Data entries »
※

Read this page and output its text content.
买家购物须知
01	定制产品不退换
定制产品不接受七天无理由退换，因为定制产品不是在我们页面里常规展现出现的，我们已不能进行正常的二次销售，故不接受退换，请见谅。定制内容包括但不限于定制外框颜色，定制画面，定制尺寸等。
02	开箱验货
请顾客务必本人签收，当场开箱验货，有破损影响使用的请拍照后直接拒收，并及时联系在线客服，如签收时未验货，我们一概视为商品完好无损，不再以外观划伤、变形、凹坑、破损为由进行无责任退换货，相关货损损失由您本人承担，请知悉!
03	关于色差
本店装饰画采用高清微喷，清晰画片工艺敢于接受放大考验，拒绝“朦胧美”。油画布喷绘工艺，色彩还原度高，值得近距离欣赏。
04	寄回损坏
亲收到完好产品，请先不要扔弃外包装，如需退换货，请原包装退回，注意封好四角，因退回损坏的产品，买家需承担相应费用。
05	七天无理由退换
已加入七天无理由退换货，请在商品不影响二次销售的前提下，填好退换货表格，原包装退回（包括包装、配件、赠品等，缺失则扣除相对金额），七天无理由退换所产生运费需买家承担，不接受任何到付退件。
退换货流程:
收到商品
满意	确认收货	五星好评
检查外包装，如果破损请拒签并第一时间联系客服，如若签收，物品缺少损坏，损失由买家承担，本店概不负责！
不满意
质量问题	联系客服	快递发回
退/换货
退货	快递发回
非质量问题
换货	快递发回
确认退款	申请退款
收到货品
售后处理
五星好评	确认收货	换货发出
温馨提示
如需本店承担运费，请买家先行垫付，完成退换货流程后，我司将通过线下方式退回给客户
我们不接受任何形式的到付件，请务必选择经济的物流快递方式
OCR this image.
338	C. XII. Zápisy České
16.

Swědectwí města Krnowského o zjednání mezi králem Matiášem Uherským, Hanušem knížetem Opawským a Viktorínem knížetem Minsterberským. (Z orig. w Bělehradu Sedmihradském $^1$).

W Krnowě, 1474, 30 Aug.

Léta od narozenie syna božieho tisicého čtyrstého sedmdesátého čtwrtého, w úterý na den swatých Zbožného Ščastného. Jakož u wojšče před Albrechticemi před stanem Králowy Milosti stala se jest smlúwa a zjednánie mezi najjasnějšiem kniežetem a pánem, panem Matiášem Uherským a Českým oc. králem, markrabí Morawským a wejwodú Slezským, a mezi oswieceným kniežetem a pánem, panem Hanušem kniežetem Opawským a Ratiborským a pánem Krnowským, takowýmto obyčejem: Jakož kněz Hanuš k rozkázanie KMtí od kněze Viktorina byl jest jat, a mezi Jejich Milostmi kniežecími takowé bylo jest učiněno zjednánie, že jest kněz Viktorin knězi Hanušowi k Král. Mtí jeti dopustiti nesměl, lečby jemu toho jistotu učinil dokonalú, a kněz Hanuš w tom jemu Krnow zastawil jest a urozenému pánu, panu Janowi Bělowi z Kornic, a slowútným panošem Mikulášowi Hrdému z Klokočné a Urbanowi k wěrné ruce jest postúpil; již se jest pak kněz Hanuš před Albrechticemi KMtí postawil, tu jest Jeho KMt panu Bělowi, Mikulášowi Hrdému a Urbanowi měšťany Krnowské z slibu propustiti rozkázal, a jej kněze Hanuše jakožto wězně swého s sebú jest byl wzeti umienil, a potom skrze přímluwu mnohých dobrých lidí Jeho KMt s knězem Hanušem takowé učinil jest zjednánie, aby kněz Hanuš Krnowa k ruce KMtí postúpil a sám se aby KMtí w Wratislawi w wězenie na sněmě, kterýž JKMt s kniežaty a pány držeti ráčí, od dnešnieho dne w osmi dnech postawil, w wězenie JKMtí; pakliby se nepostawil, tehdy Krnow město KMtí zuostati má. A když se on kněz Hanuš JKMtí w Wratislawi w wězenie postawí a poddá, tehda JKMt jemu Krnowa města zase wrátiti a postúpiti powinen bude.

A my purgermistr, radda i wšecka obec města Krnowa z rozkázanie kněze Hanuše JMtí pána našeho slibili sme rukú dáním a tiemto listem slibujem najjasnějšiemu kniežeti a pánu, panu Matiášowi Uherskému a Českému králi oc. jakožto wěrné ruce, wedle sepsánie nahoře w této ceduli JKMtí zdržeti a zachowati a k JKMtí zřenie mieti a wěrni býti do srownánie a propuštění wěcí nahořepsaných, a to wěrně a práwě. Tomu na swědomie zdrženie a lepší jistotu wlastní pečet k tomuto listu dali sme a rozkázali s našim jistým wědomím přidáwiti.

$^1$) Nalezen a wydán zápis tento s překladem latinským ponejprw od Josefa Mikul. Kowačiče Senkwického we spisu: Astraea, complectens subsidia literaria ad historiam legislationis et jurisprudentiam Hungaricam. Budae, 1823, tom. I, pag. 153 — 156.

※

The task » Work out how many lines in the records above contain the word "this", and reply with that number alone.

Problem solution » 2